### Work to do
Report every line in the listing below where the string "title" shows up.

(Records contained in a dataset)
==*==

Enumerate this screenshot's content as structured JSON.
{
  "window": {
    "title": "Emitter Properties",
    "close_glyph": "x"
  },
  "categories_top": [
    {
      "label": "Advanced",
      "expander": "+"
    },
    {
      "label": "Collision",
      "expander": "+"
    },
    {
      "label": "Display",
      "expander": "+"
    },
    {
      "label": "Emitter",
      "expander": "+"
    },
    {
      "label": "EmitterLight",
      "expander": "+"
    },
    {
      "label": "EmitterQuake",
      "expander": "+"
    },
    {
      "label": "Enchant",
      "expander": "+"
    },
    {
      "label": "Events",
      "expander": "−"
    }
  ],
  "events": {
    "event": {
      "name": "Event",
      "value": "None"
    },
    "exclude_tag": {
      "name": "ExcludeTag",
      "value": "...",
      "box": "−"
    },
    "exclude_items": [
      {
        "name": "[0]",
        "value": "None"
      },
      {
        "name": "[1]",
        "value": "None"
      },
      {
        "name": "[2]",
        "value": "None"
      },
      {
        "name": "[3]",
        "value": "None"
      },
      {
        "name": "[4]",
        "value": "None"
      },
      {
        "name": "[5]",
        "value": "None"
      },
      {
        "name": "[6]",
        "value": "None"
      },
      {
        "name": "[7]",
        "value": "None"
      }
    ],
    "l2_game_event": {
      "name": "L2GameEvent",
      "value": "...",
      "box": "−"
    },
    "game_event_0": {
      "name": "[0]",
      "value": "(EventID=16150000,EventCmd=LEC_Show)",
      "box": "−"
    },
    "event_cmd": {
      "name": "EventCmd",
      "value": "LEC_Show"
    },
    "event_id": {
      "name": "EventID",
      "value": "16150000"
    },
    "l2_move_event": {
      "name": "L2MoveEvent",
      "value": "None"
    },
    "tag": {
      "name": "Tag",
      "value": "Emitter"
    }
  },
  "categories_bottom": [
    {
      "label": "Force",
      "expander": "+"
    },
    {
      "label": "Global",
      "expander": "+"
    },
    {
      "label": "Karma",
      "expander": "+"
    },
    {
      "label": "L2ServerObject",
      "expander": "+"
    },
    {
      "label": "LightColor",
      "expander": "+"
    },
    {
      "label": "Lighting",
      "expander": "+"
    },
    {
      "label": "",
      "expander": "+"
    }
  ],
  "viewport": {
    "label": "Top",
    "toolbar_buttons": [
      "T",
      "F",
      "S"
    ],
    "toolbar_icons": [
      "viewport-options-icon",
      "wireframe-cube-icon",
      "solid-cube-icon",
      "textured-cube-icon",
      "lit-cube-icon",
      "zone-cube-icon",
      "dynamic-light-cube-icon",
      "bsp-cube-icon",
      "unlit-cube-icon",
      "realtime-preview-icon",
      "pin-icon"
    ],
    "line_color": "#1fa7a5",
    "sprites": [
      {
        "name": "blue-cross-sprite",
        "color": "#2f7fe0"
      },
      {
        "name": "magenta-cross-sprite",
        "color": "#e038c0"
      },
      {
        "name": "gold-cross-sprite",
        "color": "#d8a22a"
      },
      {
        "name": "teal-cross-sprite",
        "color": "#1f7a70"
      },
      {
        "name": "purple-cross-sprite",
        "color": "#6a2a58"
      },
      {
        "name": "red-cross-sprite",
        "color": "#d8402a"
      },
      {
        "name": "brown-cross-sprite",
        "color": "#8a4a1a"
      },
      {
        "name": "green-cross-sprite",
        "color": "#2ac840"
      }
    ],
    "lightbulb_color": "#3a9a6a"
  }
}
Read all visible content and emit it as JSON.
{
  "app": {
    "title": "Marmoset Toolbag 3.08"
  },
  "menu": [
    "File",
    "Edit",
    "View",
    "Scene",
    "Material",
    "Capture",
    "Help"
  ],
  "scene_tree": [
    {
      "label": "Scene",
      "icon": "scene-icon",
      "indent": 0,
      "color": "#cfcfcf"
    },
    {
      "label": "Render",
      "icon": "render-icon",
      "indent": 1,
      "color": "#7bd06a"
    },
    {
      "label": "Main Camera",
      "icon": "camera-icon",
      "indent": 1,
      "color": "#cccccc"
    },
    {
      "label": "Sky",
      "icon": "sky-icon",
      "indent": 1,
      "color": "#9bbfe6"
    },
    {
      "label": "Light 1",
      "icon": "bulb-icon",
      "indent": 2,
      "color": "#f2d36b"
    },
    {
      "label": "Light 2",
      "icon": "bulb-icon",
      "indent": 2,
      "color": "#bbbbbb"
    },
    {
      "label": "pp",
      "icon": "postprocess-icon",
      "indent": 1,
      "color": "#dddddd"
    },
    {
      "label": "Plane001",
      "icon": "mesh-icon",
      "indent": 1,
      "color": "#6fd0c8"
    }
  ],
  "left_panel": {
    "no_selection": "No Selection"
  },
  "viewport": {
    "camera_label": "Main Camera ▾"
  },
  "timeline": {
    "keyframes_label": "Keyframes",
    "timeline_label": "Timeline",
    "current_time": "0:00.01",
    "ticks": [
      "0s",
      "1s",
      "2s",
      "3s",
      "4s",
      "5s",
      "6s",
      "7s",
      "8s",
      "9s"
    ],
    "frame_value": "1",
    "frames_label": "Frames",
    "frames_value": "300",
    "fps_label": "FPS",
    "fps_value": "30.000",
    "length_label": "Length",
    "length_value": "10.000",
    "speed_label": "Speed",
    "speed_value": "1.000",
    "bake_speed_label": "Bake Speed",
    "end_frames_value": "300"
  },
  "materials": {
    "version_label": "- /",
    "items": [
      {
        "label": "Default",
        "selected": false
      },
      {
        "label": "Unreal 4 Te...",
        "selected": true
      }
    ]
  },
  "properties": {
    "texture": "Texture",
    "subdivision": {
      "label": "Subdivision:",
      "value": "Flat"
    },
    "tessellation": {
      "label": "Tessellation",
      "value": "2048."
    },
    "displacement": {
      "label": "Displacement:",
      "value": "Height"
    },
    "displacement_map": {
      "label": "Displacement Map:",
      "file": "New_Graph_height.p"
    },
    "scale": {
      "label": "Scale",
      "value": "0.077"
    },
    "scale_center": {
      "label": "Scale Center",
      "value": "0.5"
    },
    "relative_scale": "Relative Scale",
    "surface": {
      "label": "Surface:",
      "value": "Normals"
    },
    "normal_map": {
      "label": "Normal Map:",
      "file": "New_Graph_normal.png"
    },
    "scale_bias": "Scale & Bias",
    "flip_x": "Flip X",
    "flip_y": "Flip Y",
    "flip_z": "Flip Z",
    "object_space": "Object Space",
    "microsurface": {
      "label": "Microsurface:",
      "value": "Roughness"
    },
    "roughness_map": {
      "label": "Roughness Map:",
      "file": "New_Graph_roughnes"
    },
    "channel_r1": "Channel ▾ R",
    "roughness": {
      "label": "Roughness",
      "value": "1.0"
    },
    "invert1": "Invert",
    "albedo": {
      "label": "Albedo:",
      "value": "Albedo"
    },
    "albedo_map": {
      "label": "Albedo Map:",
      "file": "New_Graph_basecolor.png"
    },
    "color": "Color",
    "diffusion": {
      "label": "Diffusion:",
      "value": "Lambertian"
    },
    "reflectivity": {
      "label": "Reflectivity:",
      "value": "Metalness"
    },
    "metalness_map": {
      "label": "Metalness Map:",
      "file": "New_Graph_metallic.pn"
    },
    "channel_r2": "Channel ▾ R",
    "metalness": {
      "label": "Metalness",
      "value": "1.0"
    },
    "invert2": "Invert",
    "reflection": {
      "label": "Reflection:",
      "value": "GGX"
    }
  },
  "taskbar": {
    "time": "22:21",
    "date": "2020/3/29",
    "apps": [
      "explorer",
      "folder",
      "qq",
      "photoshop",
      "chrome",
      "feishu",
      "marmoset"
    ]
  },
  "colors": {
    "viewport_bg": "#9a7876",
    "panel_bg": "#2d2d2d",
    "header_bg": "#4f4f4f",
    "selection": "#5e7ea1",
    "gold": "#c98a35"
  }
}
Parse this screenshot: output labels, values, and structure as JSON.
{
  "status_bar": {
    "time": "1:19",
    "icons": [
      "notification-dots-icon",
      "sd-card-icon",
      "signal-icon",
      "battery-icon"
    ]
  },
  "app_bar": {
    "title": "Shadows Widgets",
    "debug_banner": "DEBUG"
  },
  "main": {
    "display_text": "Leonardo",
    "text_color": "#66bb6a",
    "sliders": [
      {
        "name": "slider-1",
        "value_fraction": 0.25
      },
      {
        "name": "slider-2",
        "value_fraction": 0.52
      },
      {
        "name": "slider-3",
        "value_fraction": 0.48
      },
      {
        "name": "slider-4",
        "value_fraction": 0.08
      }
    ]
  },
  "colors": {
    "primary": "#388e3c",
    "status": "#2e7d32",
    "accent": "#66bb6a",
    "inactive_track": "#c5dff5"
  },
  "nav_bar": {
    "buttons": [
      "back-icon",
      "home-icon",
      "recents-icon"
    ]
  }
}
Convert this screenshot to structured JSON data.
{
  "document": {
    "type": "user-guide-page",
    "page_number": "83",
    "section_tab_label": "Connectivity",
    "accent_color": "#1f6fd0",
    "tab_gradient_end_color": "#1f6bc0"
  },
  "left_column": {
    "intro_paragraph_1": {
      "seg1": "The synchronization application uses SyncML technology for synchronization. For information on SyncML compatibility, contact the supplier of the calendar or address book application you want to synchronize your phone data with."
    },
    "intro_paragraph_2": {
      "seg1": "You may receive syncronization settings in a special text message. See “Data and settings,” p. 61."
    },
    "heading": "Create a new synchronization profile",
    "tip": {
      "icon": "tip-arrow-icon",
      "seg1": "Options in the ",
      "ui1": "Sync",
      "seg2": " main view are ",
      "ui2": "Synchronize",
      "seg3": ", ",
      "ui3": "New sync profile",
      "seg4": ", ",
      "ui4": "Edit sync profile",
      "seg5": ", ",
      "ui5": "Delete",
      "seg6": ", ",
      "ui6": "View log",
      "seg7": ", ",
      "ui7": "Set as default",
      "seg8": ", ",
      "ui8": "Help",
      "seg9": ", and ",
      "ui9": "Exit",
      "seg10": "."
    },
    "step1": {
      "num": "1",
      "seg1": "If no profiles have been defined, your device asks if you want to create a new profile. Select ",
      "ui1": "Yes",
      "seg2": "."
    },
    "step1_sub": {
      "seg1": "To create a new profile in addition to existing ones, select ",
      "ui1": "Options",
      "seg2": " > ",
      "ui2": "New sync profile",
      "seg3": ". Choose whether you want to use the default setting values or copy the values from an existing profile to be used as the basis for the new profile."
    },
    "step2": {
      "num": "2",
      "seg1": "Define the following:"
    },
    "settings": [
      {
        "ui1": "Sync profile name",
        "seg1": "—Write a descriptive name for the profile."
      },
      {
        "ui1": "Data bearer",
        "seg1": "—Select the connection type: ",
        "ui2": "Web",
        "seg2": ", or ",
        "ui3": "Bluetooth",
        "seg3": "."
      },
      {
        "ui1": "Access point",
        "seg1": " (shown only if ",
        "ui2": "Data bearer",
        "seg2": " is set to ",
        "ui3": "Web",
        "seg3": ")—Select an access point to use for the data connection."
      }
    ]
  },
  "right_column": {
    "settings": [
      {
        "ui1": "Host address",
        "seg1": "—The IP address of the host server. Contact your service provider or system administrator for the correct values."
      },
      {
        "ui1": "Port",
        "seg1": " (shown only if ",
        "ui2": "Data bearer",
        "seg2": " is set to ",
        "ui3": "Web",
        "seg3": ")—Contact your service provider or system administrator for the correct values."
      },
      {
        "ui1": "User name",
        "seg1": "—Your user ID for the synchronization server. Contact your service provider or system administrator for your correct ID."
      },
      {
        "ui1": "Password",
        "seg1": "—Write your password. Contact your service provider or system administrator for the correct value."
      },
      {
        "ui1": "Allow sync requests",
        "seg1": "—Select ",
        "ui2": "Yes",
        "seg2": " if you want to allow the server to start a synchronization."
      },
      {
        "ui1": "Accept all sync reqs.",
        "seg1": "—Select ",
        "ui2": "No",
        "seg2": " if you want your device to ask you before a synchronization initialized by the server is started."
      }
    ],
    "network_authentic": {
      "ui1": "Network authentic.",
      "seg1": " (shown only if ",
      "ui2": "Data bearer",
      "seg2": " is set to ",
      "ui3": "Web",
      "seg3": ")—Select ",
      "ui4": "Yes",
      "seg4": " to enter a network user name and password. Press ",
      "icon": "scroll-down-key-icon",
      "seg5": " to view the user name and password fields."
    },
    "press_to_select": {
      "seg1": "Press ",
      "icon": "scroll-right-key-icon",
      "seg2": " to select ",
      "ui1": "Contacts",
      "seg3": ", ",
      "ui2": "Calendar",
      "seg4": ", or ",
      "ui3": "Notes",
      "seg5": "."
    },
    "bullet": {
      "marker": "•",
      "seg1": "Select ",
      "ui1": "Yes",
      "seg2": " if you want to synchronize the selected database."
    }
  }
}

==*==

### Answer to the task
    "title": "Emitter Properties",
    "title": "Marmoset Toolbag 3.08"
    "title": "Shadows Widgets",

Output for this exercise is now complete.